WHAT YOU WILL DO: Check each line of the data for "target" and select those that have it.

— Start SUPPLIED RECORDS —

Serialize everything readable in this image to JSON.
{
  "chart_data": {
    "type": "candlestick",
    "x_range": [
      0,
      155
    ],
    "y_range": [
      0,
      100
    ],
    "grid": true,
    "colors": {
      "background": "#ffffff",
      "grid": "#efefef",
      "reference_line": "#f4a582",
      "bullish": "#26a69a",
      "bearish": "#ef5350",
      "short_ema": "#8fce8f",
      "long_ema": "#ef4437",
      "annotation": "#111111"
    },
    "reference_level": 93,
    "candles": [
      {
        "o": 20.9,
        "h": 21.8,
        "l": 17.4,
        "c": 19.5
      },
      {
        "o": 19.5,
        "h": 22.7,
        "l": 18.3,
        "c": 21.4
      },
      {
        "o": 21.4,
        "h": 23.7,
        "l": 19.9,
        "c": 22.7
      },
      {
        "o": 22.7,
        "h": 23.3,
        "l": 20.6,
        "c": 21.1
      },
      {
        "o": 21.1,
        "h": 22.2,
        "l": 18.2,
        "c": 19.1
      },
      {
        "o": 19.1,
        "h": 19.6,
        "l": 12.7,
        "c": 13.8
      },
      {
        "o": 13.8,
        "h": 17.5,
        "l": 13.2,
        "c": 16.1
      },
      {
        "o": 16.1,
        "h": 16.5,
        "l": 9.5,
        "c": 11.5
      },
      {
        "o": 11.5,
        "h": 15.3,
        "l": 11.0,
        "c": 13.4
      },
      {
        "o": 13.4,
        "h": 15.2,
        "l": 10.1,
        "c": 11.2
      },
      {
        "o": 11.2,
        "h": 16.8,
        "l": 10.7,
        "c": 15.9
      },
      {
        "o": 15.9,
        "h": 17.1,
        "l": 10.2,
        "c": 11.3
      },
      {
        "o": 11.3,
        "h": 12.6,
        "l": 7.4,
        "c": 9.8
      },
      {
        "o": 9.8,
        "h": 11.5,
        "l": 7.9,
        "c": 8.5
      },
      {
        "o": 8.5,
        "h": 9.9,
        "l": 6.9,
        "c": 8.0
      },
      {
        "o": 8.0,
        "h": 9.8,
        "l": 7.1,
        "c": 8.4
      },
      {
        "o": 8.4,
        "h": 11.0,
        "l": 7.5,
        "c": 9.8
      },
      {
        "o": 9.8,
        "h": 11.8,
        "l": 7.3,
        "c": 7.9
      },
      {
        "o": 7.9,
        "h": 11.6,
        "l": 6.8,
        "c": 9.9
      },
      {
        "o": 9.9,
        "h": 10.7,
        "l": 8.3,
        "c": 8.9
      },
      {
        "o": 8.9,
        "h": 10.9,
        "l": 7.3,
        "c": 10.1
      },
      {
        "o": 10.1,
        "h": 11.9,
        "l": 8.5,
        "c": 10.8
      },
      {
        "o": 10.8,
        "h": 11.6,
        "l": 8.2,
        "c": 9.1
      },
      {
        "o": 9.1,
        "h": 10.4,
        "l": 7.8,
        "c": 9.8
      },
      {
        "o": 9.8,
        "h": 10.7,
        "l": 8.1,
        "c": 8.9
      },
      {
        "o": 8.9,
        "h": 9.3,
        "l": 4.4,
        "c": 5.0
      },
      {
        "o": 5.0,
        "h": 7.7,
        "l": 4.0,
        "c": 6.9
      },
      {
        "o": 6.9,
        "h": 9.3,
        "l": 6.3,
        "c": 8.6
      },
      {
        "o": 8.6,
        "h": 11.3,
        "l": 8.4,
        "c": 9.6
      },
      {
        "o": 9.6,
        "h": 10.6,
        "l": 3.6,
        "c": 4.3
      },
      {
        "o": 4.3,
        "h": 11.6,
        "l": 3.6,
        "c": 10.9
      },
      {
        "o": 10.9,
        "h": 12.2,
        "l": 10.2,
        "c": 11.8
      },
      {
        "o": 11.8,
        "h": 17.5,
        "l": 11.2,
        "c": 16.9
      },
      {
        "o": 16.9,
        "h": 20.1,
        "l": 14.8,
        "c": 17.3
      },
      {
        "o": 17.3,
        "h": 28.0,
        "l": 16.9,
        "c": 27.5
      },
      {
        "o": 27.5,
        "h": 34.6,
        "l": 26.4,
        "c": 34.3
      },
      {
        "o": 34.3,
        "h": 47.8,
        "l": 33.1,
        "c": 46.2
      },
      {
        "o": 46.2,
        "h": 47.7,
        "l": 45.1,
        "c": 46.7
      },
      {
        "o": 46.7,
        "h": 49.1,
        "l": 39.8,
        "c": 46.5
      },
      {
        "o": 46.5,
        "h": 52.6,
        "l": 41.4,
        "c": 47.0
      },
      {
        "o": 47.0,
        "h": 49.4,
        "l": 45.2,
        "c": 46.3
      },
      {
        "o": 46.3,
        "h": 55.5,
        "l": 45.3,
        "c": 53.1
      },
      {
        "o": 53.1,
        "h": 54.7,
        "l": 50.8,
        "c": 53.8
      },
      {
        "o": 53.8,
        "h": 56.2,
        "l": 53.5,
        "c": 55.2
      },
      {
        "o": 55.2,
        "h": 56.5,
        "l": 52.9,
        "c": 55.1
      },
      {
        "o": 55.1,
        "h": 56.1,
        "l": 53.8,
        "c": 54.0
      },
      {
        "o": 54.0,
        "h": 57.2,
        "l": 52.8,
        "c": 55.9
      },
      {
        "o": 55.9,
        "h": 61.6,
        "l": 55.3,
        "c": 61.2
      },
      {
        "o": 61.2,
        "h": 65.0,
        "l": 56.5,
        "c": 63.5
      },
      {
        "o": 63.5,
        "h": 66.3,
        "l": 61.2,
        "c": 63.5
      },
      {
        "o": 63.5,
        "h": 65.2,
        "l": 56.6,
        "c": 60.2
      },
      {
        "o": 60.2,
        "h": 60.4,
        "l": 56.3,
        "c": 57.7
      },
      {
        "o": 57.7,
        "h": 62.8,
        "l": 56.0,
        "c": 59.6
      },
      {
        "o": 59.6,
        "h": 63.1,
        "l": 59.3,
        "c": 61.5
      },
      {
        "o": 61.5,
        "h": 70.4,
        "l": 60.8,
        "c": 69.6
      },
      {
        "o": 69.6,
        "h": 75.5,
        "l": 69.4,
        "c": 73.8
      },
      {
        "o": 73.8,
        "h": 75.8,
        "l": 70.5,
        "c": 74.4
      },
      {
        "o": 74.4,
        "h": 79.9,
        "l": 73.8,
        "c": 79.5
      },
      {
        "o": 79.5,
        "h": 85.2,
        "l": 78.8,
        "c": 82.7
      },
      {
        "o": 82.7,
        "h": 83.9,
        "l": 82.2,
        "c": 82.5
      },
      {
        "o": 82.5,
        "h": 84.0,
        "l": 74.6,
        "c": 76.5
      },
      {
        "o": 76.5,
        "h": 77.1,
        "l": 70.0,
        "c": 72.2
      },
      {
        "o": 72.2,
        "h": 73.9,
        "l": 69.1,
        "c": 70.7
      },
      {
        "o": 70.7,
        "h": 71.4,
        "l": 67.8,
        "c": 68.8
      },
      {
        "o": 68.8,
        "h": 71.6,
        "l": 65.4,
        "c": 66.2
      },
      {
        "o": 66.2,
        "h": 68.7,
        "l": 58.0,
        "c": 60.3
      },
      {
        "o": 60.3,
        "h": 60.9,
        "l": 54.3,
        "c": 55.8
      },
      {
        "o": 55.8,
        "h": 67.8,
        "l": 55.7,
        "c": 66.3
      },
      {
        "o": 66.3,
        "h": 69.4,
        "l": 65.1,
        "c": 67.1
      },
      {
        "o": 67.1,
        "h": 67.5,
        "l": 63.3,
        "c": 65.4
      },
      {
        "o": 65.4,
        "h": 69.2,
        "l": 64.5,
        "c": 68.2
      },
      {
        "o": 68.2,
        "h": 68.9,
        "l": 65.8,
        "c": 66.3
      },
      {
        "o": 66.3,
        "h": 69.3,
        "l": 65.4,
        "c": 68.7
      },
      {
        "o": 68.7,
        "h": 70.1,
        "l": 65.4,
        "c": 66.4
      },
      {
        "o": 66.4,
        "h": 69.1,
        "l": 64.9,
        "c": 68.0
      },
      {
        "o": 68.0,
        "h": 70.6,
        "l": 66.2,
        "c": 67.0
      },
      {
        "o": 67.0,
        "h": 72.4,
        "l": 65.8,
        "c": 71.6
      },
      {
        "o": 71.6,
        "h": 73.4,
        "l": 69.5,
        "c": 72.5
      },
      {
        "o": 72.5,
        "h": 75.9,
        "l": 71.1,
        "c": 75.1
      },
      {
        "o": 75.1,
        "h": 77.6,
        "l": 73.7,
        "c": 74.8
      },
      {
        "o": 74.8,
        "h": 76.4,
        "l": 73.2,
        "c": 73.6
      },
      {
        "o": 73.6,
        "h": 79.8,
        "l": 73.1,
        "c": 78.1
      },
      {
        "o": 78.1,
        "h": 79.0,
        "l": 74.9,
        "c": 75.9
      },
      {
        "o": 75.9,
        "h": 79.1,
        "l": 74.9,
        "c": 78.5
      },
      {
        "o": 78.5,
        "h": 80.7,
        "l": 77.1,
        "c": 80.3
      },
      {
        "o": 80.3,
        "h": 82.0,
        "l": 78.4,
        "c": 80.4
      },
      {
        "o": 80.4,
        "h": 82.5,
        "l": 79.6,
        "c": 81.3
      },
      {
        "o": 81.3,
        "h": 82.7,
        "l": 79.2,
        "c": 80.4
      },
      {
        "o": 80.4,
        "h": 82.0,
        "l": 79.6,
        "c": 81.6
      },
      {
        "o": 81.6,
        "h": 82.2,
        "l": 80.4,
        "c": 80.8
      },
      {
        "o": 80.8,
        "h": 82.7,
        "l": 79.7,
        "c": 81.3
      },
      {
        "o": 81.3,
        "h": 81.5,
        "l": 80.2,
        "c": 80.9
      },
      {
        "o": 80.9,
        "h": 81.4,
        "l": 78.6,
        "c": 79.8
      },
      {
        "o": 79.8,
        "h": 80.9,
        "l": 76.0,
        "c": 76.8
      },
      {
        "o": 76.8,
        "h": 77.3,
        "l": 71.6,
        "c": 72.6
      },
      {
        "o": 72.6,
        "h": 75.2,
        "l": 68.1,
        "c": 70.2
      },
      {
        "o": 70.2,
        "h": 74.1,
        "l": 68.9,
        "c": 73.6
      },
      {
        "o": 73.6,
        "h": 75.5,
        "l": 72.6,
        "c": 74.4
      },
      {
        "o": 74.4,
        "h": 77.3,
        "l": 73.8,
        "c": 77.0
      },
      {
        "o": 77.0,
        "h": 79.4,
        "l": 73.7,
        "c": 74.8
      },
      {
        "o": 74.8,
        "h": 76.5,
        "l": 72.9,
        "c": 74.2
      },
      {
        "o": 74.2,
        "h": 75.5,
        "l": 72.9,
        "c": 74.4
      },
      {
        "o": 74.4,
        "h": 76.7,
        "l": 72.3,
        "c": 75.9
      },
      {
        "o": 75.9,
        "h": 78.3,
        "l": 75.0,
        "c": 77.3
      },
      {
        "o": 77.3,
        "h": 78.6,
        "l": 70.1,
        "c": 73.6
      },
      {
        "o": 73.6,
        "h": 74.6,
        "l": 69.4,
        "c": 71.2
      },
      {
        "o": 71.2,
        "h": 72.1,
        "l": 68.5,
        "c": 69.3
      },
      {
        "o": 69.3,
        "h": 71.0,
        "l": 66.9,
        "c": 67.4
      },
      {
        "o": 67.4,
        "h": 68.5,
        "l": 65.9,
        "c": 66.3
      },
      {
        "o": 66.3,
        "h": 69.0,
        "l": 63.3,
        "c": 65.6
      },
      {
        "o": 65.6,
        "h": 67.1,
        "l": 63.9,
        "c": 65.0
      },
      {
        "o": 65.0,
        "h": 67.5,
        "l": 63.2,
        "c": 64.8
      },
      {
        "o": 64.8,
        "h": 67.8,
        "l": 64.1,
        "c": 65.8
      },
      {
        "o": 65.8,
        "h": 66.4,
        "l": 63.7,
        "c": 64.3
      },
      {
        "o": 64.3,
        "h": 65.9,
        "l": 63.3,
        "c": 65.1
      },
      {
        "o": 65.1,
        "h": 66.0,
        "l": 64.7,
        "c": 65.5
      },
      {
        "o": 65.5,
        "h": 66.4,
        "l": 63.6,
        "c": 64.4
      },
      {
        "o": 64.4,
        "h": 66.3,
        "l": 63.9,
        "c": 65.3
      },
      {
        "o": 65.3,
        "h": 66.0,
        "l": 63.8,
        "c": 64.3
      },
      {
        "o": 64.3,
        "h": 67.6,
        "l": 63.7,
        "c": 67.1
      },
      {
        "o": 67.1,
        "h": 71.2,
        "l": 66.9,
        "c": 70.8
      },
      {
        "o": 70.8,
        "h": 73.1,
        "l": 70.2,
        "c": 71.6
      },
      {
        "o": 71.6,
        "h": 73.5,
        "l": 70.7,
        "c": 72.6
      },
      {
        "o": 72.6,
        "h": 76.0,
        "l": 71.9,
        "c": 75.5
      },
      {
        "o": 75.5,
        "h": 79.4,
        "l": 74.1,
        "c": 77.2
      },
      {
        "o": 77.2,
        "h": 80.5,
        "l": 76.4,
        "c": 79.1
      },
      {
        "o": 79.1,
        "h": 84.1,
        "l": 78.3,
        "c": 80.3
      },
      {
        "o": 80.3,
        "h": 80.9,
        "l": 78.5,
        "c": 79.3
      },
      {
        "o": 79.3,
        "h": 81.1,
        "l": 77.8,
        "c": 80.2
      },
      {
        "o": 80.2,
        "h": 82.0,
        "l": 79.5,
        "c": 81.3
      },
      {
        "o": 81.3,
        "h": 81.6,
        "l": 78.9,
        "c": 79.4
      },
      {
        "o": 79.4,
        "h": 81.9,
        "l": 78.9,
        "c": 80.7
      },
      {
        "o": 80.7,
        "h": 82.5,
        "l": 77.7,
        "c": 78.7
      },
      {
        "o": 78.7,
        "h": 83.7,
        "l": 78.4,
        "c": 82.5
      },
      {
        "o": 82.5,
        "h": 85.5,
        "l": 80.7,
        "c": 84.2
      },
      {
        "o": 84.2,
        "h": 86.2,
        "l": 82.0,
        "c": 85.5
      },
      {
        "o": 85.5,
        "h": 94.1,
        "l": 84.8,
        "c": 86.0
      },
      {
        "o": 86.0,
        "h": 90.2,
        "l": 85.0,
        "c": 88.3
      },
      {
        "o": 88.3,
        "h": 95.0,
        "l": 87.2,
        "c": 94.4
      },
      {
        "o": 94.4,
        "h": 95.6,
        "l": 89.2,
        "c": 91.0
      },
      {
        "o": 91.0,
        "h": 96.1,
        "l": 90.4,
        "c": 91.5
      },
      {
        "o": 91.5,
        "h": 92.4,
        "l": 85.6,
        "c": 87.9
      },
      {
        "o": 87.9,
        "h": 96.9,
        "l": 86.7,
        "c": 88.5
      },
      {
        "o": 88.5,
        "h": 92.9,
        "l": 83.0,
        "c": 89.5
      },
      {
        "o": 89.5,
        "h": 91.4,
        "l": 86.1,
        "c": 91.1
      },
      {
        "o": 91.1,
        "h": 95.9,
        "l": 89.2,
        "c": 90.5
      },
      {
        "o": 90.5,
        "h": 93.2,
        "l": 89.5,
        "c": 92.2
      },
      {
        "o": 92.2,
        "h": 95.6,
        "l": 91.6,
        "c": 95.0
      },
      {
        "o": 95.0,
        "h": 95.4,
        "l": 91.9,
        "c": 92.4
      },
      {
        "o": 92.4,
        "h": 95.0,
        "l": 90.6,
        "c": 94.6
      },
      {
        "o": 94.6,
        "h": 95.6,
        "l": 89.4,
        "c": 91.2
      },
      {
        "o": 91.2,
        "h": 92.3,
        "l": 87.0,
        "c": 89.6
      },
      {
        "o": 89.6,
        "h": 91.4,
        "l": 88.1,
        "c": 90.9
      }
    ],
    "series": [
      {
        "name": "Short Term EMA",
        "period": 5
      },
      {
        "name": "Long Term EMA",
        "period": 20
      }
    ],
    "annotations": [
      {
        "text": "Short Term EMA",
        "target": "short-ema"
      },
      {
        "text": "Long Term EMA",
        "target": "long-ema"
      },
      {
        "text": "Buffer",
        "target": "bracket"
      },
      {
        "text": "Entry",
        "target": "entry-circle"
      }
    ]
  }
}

— End SUPPLIED RECORDS —

RESULT:
        "target": "short-ema"
        "target": "long-ema"
        "target": "bracket"
        "target": "entry-circle"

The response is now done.